Exercise requirements: Provide the data again in its entirety, exactly as given.

(Data excerpts)
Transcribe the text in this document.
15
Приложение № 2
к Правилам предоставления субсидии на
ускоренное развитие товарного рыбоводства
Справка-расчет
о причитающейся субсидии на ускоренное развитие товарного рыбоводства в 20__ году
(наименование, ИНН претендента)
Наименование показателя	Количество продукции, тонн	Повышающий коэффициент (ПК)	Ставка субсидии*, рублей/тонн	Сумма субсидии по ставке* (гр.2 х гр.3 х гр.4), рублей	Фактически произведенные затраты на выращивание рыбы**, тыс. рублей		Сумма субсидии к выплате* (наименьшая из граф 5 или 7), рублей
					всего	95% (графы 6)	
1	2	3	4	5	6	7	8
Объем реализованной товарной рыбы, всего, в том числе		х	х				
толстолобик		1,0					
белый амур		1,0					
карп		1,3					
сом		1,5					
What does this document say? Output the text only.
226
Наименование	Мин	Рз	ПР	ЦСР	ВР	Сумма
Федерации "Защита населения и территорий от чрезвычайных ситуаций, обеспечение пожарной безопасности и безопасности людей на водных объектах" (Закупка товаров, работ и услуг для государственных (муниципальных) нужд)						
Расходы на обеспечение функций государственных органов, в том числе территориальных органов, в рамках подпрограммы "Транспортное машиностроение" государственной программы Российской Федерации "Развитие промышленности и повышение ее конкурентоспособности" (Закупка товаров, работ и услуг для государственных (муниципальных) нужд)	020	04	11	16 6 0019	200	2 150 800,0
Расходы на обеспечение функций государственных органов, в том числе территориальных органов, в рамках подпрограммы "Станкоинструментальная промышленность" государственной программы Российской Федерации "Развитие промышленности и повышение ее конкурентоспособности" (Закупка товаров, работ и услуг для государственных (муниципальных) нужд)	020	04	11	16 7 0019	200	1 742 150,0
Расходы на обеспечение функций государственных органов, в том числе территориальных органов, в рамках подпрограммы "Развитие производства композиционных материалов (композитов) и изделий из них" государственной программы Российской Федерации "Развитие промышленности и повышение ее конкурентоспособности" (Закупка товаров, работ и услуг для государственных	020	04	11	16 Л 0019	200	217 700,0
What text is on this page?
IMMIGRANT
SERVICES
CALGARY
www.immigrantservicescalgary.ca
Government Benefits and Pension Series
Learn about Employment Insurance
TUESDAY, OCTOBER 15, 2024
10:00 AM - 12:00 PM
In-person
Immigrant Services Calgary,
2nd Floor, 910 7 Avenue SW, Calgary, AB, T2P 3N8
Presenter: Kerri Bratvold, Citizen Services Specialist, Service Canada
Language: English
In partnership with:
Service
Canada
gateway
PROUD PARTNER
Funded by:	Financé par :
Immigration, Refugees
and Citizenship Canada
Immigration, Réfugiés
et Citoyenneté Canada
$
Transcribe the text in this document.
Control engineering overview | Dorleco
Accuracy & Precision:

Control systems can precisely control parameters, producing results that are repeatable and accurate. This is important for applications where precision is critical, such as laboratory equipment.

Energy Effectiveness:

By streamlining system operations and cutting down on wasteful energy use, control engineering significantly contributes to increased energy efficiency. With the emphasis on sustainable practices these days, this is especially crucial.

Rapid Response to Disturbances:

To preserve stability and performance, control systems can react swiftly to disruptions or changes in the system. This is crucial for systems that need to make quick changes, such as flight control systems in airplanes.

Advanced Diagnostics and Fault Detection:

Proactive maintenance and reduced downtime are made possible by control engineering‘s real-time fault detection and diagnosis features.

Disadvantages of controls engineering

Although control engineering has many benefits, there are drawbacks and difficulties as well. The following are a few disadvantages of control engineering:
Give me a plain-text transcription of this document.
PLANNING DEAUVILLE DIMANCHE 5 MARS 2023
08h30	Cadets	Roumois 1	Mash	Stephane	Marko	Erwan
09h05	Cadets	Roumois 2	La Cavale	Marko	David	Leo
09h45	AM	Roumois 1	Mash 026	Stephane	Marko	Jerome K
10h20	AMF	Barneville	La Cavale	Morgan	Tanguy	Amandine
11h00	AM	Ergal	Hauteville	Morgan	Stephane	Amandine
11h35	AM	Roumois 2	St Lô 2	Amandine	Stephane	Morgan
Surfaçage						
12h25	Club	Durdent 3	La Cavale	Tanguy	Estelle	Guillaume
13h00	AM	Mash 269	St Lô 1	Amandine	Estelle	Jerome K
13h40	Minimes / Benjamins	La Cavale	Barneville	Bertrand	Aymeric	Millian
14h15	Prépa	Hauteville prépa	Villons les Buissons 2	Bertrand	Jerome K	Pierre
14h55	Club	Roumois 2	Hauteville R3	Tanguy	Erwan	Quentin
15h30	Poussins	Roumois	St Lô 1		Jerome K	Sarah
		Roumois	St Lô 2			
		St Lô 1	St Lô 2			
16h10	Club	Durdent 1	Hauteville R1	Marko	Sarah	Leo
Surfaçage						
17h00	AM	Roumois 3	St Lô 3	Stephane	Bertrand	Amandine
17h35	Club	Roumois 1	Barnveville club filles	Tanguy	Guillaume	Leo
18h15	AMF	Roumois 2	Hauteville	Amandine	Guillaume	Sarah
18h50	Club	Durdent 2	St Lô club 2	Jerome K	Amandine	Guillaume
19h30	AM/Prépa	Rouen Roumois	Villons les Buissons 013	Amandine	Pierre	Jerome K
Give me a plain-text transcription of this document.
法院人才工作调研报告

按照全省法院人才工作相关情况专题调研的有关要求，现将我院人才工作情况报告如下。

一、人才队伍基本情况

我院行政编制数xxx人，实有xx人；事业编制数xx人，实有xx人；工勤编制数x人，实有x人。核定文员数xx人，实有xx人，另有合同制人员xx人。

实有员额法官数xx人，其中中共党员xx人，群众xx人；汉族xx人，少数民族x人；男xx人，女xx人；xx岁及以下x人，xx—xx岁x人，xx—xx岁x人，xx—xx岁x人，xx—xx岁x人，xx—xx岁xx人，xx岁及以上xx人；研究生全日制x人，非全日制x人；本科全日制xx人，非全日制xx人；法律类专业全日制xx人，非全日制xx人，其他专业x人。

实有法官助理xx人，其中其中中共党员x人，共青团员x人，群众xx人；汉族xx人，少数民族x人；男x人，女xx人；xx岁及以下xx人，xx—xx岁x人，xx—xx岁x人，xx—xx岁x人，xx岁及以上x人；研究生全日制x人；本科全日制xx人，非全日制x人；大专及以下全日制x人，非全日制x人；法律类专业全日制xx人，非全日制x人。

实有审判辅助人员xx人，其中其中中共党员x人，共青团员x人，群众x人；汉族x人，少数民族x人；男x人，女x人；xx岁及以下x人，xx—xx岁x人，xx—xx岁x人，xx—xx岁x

Worked answer:
Transcribe the text in this document.
15
Приложение № 2
к Правилам предоставления субсидии на
ускоренное развитие товарного рыбоводства
Справка-расчет
о причитающейся субсидии на ускоренное развитие товарного рыбоводства в 20__ году
(наименование, ИНН претендента)
Наименование показателя	Количество продукции, тонн	Повышающий коэффициент (ПК)	Ставка субсидии*, рублей/тонн	Сумма субсидии по ставке* (гр.2 х гр.3 х гр.4), рублей	Фактически произведенные затраты на выращивание рыбы**, тыс. рублей		Сумма субсидии к выплате* (наименьшая из граф 5 или 7), рублей
					всего	95% (графы 6)	
1	2	3	4	5	6	7	8
Объем реализованной товарной рыбы, всего, в том числе		х	х				
толстолобик		1,0					
белый амур		1,0					
карп		1,3					
сом		1,5					
What does this document say? Output the text only.
226
Наименование	Мин	Рз	ПР	ЦСР	ВР	Сумма
Федерации "Защита населения и территорий от чрезвычайных ситуаций, обеспечение пожарной безопасности и безопасности людей на водных объектах" (Закупка товаров, работ и услуг для государственных (муниципальных) нужд)						
Расходы на обеспечение функций государственных органов, в том числе территориальных органов, в рамках подпрограммы "Транспортное машиностроение" государственной программы Российской Федерации "Развитие промышленности и повышение ее конкурентоспособности" (Закупка товаров, работ и услуг для государственных (муниципальных) нужд)	020	04	11	16 6 0019	200	2 150 800,0
Расходы на обеспечение функций государственных органов, в том числе территориальных органов, в рамках подпрограммы "Станкоинструментальная промышленность" государственной программы Российской Федерации "Развитие промышленности и повышение ее конкурентоспособности" (Закупка товаров, работ и услуг для государственных (муниципальных) нужд)	020	04	11	16 7 0019	200	1 742 150,0
Расходы на обеспечение функций государственных органов, в том числе территориальных органов, в рамках подпрограммы "Развитие производства композиционных материалов (композитов) и изделий из них" государственной программы Российской Федерации "Развитие промышленности и повышение ее конкурентоспособности" (Закупка товаров, работ и услуг для государственных	020	04	11	16 Л 0019	200	217 700,0
What text is on this page?
IMMIGRANT
SERVICES
CALGARY
www.immigrantservicescalgary.ca
Government Benefits and Pension Series
Learn about Employment Insurance
TUESDAY, OCTOBER 15, 2024
10:00 AM - 12:00 PM
In-person
Immigrant Services Calgary,
2nd Floor, 910 7 Avenue SW, Calgary, AB, T2P 3N8
Presenter: Kerri Bratvold, Citizen Services Specialist, Service Canada
Language: English
In partnership with:
Service
Canada
gateway
PROUD PARTNER
Funded by:	Financé par :
Immigration, Refugees
and Citizenship Canada
Immigration, Réfugiés
et Citoyenneté Canada
$
Transcribe the text in this document.
Control engineering overview | Dorleco
Accuracy & Precision:

Control systems can precisely control parameters, producing results that are repeatable and accurate. This is important for applications where precision is critical, such as laboratory equipment.

Energy Effectiveness:

By streamlining system operations and cutting down on wasteful energy use, control engineering significantly contributes to increased energy efficiency. With the emphasis on sustainable practices these days, this is especially crucial.

Rapid Response to Disturbances:

To preserve stability and performance, control systems can react swiftly to disruptions or changes in the system. This is crucial for systems that need to make quick changes, such as flight control systems in airplanes.

Advanced Diagnostics and Fault Detection:

Proactive maintenance and reduced downtime are made possible by control engineering‘s real-time fault detection and diagnosis features.

Disadvantages of controls engineering

Although control engineering has many benefits, there are drawbacks and difficulties as well. The following are a few disadvantages of control engineering:
Give me a plain-text transcription of this document.
PLANNING DEAUVILLE DIMANCHE 5 MARS 2023
08h30	Cadets	Roumois 1	Mash	Stephane	Marko	Erwan
09h05	Cadets	Roumois 2	La Cavale	Marko	David	Leo
09h45	AM	Roumois 1	Mash 026	Stephane	Marko	Jerome K
10h20	AMF	Barneville	La Cavale	Morgan	Tanguy	Amandine
11h00	AM	Ergal	Hauteville	Morgan	Stephane	Amandine
11h35	AM	Roumois 2	St Lô 2	Amandine	Stephane	Morgan
Surfaçage						
12h25	Club	Durdent 3	La Cavale	Tanguy	Estelle	Guillaume
13h00	AM	Mash 269	St Lô 1	Amandine	Estelle	Jerome K
13h40	Minimes / Benjamins	La Cavale	Barneville	Bertrand	Aymeric	Millian
14h15	Prépa	Hauteville prépa	Villons les Buissons 2	Bertrand	Jerome K	Pierre
14h55	Club	Roumois 2	Hauteville R3	Tanguy	Erwan	Quentin
15h30	Poussins	Roumois	St Lô 1		Jerome K	Sarah
		Roumois	St Lô 2			
		St Lô 1	St Lô 2			
16h10	Club	Durdent 1	Hauteville R1	Marko	Sarah	Leo
Surfaçage						
17h00	AM	Roumois 3	St Lô 3	Stephane	Bertrand	Amandine
17h35	Club	Roumois 1	Barnveville club filles	Tanguy	Guillaume	Leo
18h15	AMF	Roumois 2	Hauteville	Amandine	Guillaume	Sarah
18h50	Club	Durdent 2	St Lô club 2	Jerome K	Amandine	Guillaume
19h30	AM/Prépa	Rouen Roumois	Villons les Buissons 013	Amandine	Pierre	Jerome K
Give me a plain-text transcription of this document.
法院人才工作调研报告

按照全省法院人才工作相关情况专题调研的有关要求，现将我院人才工作情况报告如下。

一、人才队伍基本情况

我院行政编制数xxx人，实有xx人；事业编制数xx人，实有xx人；工勤编制数x人，实有x人。核定文员数xx人，实有xx人，另有合同制人员xx人。

实有员额法官数xx人，其中中共党员xx人，群众xx人；汉族xx人，少数民族x人；男xx人，女xx人；xx岁及以下x人，xx—xx岁x人，xx—xx岁x人，xx—xx岁x人，xx—xx岁x人，xx—xx岁xx人，xx岁及以上xx人；研究生全日制x人，非全日制x人；本科全日制xx人，非全日制xx人；法律类专业全日制xx人，非全日制xx人，其他专业x人。

实有法官助理xx人，其中其中中共党员x人，共青团员x人，群众xx人；汉族xx人，少数民族x人；男x人，女xx人；xx岁及以下xx人，xx—xx岁x人，xx—xx岁x人，xx—xx岁x人，xx岁及以上x人；研究生全日制x人；本科全日制xx人，非全日制x人；大专及以下全日制x人，非全日制x人；法律类专业全日制xx人，非全日制x人。

实有审判辅助人员xx人，其中其中中共党员x人，共青团员x人，群众x人；汉族x人，少数民族x人；男x人，女x人；xx岁及以下x人，xx—xx岁x人，xx—xx岁x人，xx—xx岁x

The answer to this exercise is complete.